### Aim
Write out every entry word for word.

Data entries
□ □ □ □
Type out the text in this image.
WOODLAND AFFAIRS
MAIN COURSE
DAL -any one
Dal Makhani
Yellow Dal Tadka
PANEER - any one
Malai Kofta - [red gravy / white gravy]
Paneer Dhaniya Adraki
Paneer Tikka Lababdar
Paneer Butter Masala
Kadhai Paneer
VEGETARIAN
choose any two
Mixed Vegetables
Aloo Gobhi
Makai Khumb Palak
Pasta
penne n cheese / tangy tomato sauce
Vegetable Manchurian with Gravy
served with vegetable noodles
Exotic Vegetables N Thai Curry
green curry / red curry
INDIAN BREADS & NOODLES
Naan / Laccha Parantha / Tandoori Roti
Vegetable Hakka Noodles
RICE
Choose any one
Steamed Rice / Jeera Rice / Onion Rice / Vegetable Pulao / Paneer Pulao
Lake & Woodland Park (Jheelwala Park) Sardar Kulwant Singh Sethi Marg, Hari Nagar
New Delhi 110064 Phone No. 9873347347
□ □ □ □
### Written reply
Type out the text in this image.
WOODLAND AFFAIRS
MAIN COURSE
DAL -any one
Dal Makhani
Yellow Dal Tadka
PANEER - any one
Malai Kofta - [red gravy / white gravy]
Paneer Dhaniya Adraki
Paneer Tikka Lababdar
Paneer Butter Masala
Kadhai Paneer
VEGETARIAN
choose any two
Mixed Vegetables
Aloo Gobhi
Makai Khumb Palak
Pasta
penne n cheese / tangy tomato sauce
Vegetable Manchurian with Gravy
served with vegetable noodles
Exotic Vegetables N Thai Curry
green curry / red curry
INDIAN BREADS & NOODLES
Naan / Laccha Parantha / Tandoori Roti
Vegetable Hakka Noodles
RICE
Choose any one
Steamed Rice / Jeera Rice / Onion Rice / Vegetable Pulao / Paneer Pulao
Lake & Woodland Park (Jheelwala Park) Sardar Kulwant Singh Sethi Marg, Hari Nagar
New Delhi 110064 Phone No. 9873347347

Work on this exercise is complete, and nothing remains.